→ Exercise details: Below are the records; collect from them each line containing the string "Commissioner".

→ Data for this task:
## start

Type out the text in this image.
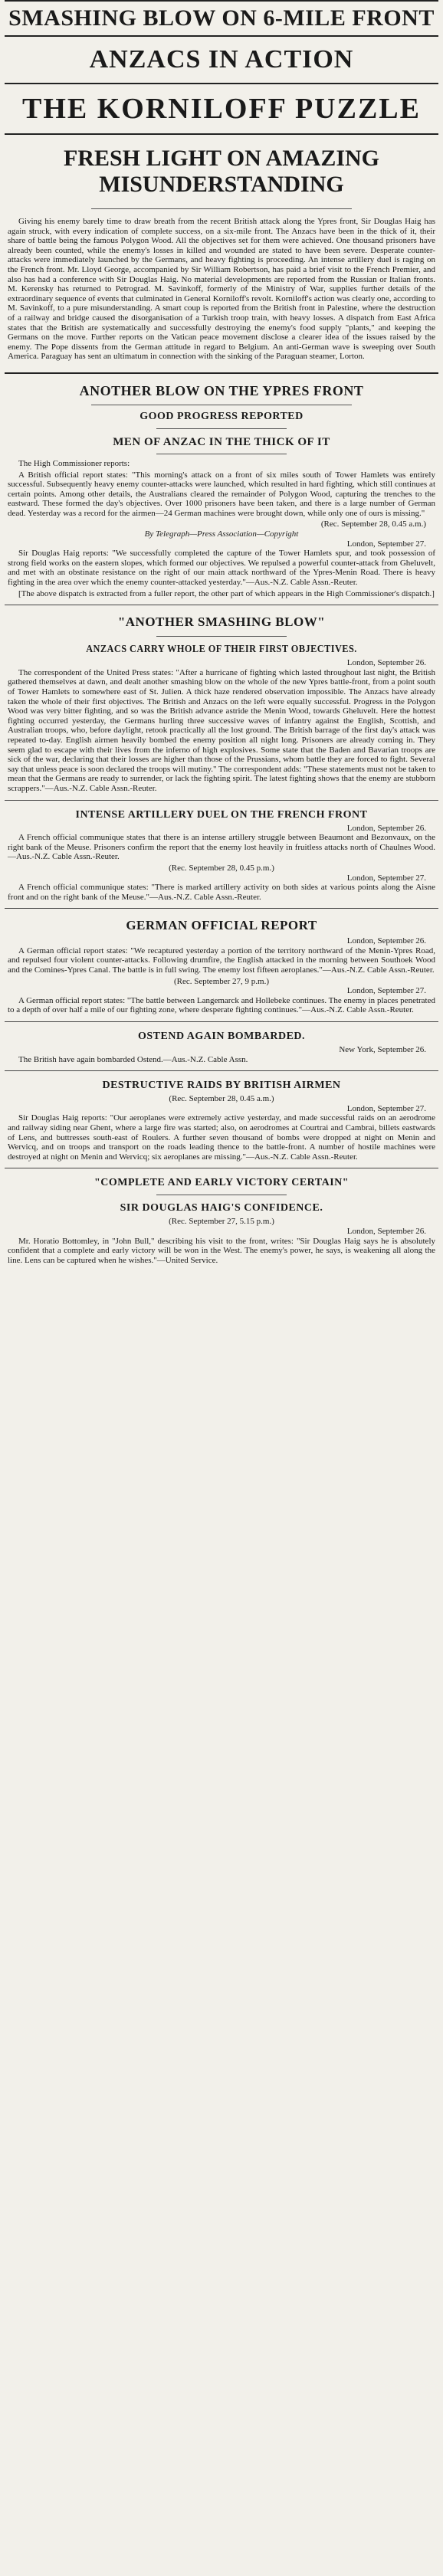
SMASHING BLOW ON 6-MILE FRONT
ANZACS IN ACTION
THE KORNILOFF PUZZLE
FRESH LIGHT ON AMAZING MISUNDERSTANDING

Giving his enemy barely time to draw breath from the recent British attack along the Ypres front, Sir Douglas Haig has again struck, with every indication of complete success, on a six-mile front. The Anzacs have been in the thick of it, their share of battle being the famous Polygon Wood. All the objectives set for them were achieved. One thousand prisoners have already been counted, while the enemy's losses in killed and wounded are stated to have been severe. Desperate counter-attacks were immediately launched by the Germans, and heavy fighting is proceeding. An intense artillery duel is raging on the French front. Mr. Lloyd George, accompanied by Sir William Robertson, has paid a brief visit to the French Premier, and also has had a conference with Sir Douglas Haig. No material developments are reported from the Russian or Italian fronts. M. Kerensky has returned to Petrograd. M. Savinkoff, formerly of the Ministry of War, supplies further details of the extraordinary sequence of events that culminated in General Korniloff's revolt. Korniloff's action was clearly one, according to M. Savinkoff, to a pure misunderstanding. A smart coup is reported from the British front in Palestine, where the destruction of a railway and bridge caused the disorganisation of a Turkish troop train, with heavy losses. A dispatch from East Africa states that the British are systematically and successfully destroying the enemy's food supply "plants," and keeping the Germans on the move. Further reports on the Vatican peace movement disclose a clearer idea of the issues raised by the enemy. The Pope dissents from the German attitude in regard to Belgium. An anti-German wave is sweeping over South America. Paraguay has sent an ultimatum in connection with the sinking of the Paraguan steamer, Lorton.

ANOTHER BLOW ON THE YPRES FRONT
GOOD PROGRESS REPORTED
MEN OF ANZAC IN THE THICK OF IT

The High Commissioner reports:

A British official report states: "This morning's attack on a front of six miles south of Tower Hamlets was entirely successful. Subsequently heavy enemy counter-attacks were launched, which resulted in hard fighting, which still continues at certain points. Among other details, the Australians cleared the remainder of Polygon Wood, capturing the trenches to the eastward. These formed the day's objectives. Over 1000 prisoners have been taken, and there is a large number of German dead. Yesterday was a record for the airmen—24 German machines were brought down, while only one of ours is missing."

(Rec. September 28, 0.45 a.m.)
By Telegraph—Press Association—Copyright
London, September 27.

Sir Douglas Haig reports: "We successfully completed the capture of the Tower Hamlets spur, and took possession of strong field works on the eastern slopes, which formed our objectives. We repulsed a powerful counter-attack from Gheluvelt, and met with an obstinate resistance on the right of our main attack northward of the Ypres-Menin Road. There is heavy fighting in the area over which the enemy counter-attacked yesterday."—Aus.-N.Z. Cable Assn.-Reuter.

[The above dispatch is extracted from a fuller report, the other part of which appears in the High Commissioner's dispatch.]

"ANOTHER SMASHING BLOW"
ANZACS CARRY WHOLE OF THEIR FIRST OBJECTIVES.
London, September 26.

The correspondent of the United Press states: "After a hurricane of fighting which lasted throughout last night, the British gathered themselves at dawn, and dealt another smashing blow on the whole of the new Ypres battle-front, from a point south of Tower Hamlets to somewhere east of St. Julien. A thick haze rendered observation impossible. The Anzacs have already taken the whole of their first objectives. The British and Anzacs on the left were equally successful. Progress in the Polygon Wood was very bitter fighting, and so was the British advance astride the Menin Wood, towards Gheluvelt. Here the hottest fighting occurred yesterday, the Germans hurling three successive waves of infantry against the English, Scottish, and Australian troops, who, before daylight, retook practically all the lost ground. The British barrage of the first day's attack was repeated to-day. English airmen heavily bombed the enemy position all night long. Prisoners are already coming in. They seem glad to escape with their lives from the inferno of high explosives. Some state that the Baden and Bavarian troops are sick of the war, declaring that their losses are higher than those of the Prussians, whom battle they are forced to fight. Several say that unless peace is soon declared the troops will mutiny." The correspondent adds: "These statements must not be taken to mean that the Germans are ready to surrender, or lack the fighting spirit. The latest fighting shows that the enemy are stubborn scrappers."—Aus.-N.Z. Cable Assn.-Reuter.

INTENSE ARTILLERY DUEL ON THE FRENCH FRONT
London, September 26.

A French official communique states that there is an intense artillery struggle between Beaumont and Bezonvaux, on the right bank of the Meuse. Prisoners confirm the report that the enemy lost heavily in fruitless attacks north of Chaulnes Wood.—Aus.-N.Z. Cable Assn.-Reuter.

(Rec. September 28, 0.45 p.m.)
London, September 27.

A French official communique states: "There is marked artillery activity on both sides at various points along the Aisne front and on the right bank of the Meuse."—Aus.-N.Z. Cable Assn.-Reuter.

GERMAN OFFICIAL REPORT
London, September 26.

A German official report states: "We recaptured yesterday a portion of the territory northward of the Menin-Ypres Road, and repulsed four violent counter-attacks. Following drumfire, the English attacked in the morning between Southoek Wood and the Comines-Ypres Canal. The battle is in full swing. The enemy lost fifteen aeroplanes."—Aus.-N.Z. Cable Assn.-Reuter.

(Rec. September 27, 9 p.m.)
London, September 27.

A German official report states: "The battle between Langemarck and Hollebeke continues. The enemy in places penetrated to a depth of over half a mile of our fighting zone, where desperate fighting continues."—Aus.-N.Z. Cable Assn.-Reuter.

OSTEND AGAIN BOMBARDED.
New York, September 26.

The British have again bombarded Ostend.—Aus.-N.Z. Cable Assn.

DESTRUCTIVE RAIDS BY BRITISH AIRMEN
(Rec. September 28, 0.45 a.m.)
London, September 27.

Sir Douglas Haig reports: "Our aeroplanes were extremely active yesterday, and made successful raids on an aerodrome and railway siding near Ghent, where a large fire was started; also, on aerodromes at Courtrai and Cambrai, billets eastwards of Lens, and buttresses south-east of Roulers. A further seven thousand of bombs were dropped at night on Menin and Wervicq, and on troops and transport on the roads leading thence to the battle-front. A number of hostile machines were destroyed at night on Menin and Wervicq; six aeroplanes are missing."—Aus.-N.Z. Cable Assn.-Reuter.

"COMPLETE AND EARLY VICTORY CERTAIN"
SIR DOUGLAS HAIG'S CONFIDENCE.
(Rec. September 27, 5.15 p.m.)
London, September 26.

Mr. Horatio Bottomley, in "John Bull," describing his visit to the front, writes: "Sir Douglas Haig says he is absolutely confident that a complete and early victory will be won in the West. The enemy's power, he says, is weakening all along the line. Lens can be captured when he wishes."—United Service.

## end

→ Finished answer:
The High Commissioner reports:
[The above dispatch is extracted from a fuller report, the other part of which appears in the High Commissioner's dispatch.]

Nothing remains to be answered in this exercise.